[begin TEXT SEGMENT]

Afterwards, you get in to see The Silver Lady in an encounter that recalls talking to Vivec in Morrowwind. She's an ancient floating elflady, probably played by Tilda Swindon, who speaks entirely in prophecy. This is sort of annoying because your character won't stop saying they don't understand. Afterwards, her daughter, Raven, translates some of the prophecy for you, saying that M'in Gorad might be a dark elf name, and though the elves have no idea where the dark elves hid themselves off to, one human lived among them: Dr. Renford Terwilliger.
It seems the dark elves are the elfish supremacists in this world. They're my next stop.
All in all, this branch of the main quest is no great shakes. It's cool to see a spot of elven culture, but it's really a road bump on my way to the payoff. The Bench dialogue is a great moment, however.
- Qintarra After Dark
The side quests in and around Qintarra are no great shakes, but they're worth talking about for completionism's sake. It's also worth noting that one quest, a cool wizard murder mystery, broke for me. I'm not sure why but when I cast the tea leaves, they spell out Troika.
The best quest in this area is for an elf named Winde (shudder). It appears as if one of his hunters failed to return from an expedition. This is a big deal because there aren't many hunters (lending to my not many elves theory). So off I go exploring!
I more or less combed through this area already, so I'm not sure if the questgiver gives the location or you just have to find it, but regardless of which, I end up at the Bedokaan Village. Bedokaans are lizard men, tall lanky lizard men, who live in a swamp. They captured the hunter (probably named Spyryt or something) and it's up to me to get him out.
I can sneak in, I can fight the village, or I can talk to him. Talking to the chief, Kan Kerai, is pretty enlightening. He's doing the whole "maybe man is the monster after all" thing, but there are some cool twists on it. Human poachers came and skinned some of his people and he wants revenge. But because of the "cold blooded way," he thinks all warm blooded people are a hive mind. It's up to me to not only convince him that humans and elves are different, but that different humans can be different. He talks about how Bodokaan have the same dream and it drives their unified heart. I have to convince him that humans have different hearts, which create individual dreams, and poachers are rare.
There are lots of pitfalls here too. If I try to threaten him, or insinuate that he'd lose the war with humans, he doesn't care. That's something someone warm-blooded would say. You get this sense of a culture that's intelligent but very alien, and the game makes navigating this conflict really satisfying. You can also just offer to kill the poachers. Either way, if you make peace, he offers you one of his warriors, a lizard guy named Waromon (catch'em all). He's an archer. I ditch Chukka and bring on the lizard friend.
The main reason I'm dumping Chukka is he freaks out every time I force combat. On my way to Qintarra, I actually ran into the Stillwater Giant (in blue bunny form, no less), and Chukka complained every time I attacked it. Listen, buddy, if you can't hang with the cool kids who kill bunnies and smoke, then we don't need you. I've got Waromon Green over here.

[end TEXT SEGMENT]
[begin SOURCE MATERIAL]

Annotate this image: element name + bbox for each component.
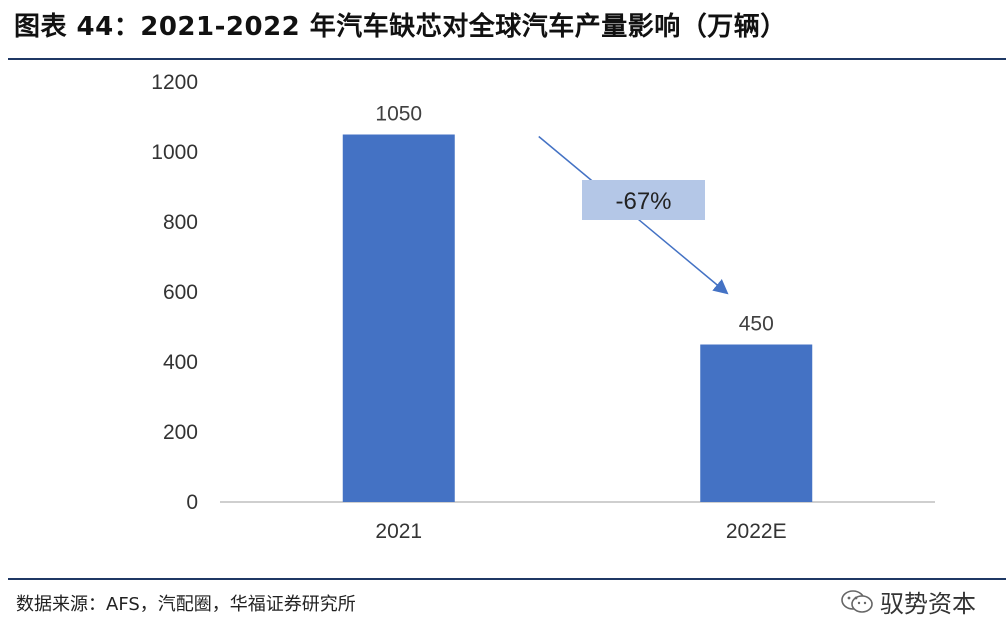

[end SOURCE MATERIAL]

**SHORT EXERCISE:**
Do these statements agree with the text about the Qintarra quests? Answer yes or no for each, quoting the words of the text that decide it. 1. The chief of the Bedokaan Village is named Kan Kerai. 2. Waromon fights with a sword. 3. Chukka stays in the party after Waromon joins.

**COMPLETED TASK:**
1. Yes: "Talking to the chief, Kan Kerai, is pretty enlightening."
2. No: "He's an archer."
3. No: "I ditch Chukka and bring on the lizard friend."